Give the entries again, word for word.

# # # # #

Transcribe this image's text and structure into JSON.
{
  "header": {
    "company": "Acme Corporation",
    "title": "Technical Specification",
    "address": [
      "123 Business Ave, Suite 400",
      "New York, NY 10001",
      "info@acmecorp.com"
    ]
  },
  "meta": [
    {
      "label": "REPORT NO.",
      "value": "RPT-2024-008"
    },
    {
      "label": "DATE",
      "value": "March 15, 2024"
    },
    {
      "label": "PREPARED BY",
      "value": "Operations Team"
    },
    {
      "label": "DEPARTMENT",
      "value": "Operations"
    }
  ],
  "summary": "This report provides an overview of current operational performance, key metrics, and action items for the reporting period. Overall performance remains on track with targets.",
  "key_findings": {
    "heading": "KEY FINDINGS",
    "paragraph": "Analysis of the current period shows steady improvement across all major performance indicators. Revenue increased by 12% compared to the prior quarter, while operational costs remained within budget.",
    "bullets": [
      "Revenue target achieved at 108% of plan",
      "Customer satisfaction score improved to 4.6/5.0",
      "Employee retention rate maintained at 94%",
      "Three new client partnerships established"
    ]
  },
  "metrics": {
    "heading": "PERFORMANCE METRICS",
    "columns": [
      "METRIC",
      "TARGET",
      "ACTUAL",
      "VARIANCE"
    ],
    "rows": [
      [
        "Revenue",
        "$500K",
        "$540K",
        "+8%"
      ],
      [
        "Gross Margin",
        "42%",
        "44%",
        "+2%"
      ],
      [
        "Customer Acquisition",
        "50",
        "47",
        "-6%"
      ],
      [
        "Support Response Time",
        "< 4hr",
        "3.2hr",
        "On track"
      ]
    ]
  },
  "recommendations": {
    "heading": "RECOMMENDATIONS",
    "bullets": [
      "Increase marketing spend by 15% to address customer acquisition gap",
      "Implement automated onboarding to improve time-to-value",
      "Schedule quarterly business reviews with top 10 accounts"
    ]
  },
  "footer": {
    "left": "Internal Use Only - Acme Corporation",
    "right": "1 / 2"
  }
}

# # # # #

> **Exercise result**
Transcribe this image's text and structure into JSON.
{
  "header": {
    "company": "Acme Corporation",
    "title": "Technical Specification",
    "address": [
      "123 Business Ave, Suite 400",
      "New York, NY 10001",
      "info@acmecorp.com"
    ]
  },
  "meta": [
    {
      "label": "REPORT NO.",
      "value": "RPT-2024-008"
    },
    {
      "label": "DATE",
      "value": "March 15, 2024"
    },
    {
      "label": "PREPARED BY",
      "value": "Operations Team"
    },
    {
      "label": "DEPARTMENT",
      "value": "Operations"
    }
  ],
  "summary": "This report provides an overview of current operational performance, key metrics, and action items for the reporting period. Overall performance remains on track with targets.",
  "key_findings": {
    "heading": "KEY FINDINGS",
    "paragraph": "Analysis of the current period shows steady improvement across all major performance indicators. Revenue increased by 12% compared to the prior quarter, while operational costs remained within budget.",
    "bullets": [
      "Revenue target achieved at 108% of plan",
      "Customer satisfaction score improved to 4.6/5.0",
      "Employee retention rate maintained at 94%",
      "Three new client partnerships established"
    ]
  },
  "metrics": {
    "heading": "PERFORMANCE METRICS",
    "columns": [
      "METRIC",
      "TARGET",
      "ACTUAL",
      "VARIANCE"
    ],
    "rows": [
      [
        "Revenue",
        "$500K",
        "$540K",
        "+8%"
      ],
      [
        "Gross Margin",
        "42%",
        "44%",
        "+2%"
      ],
      [
        "Customer Acquisition",
        "50",
        "47",
        "-6%"
      ],
      [
        "Support Response Time",
        "< 4hr",
        "3.2hr",
        "On track"
      ]
    ]
  },
  "recommendations": {
    "heading": "RECOMMENDATIONS",
    "bullets": [
      "Increase marketing spend by 15% to address customer acquisition gap",
      "Implement automated onboarding to improve time-to-value",
      "Schedule quarterly business reviews with top 10 accounts"
    ]
  },
  "footer": {
    "left": "Internal Use Only - Acme Corporation",
    "right": "1 / 2"
  }
}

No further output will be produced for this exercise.